[TASK INSTRUCTIONS]: Needed from the data below: all lines that contain the word "page".

Data entries:

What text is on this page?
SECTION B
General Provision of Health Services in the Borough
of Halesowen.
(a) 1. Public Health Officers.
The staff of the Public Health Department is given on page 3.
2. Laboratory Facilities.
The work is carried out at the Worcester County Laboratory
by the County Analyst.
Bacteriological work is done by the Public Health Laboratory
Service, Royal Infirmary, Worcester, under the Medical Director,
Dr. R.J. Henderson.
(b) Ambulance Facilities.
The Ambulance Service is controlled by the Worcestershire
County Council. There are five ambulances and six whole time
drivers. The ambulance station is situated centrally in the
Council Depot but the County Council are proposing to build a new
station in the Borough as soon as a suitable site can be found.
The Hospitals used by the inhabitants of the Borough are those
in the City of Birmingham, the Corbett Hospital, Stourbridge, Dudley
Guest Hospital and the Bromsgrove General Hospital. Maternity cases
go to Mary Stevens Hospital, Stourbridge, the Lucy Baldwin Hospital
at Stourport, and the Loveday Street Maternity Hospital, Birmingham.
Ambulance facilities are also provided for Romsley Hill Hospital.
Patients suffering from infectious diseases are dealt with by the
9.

[FINISHED TASK]:
What text is on this page?
The staff of the Public Health Department is given on page 3.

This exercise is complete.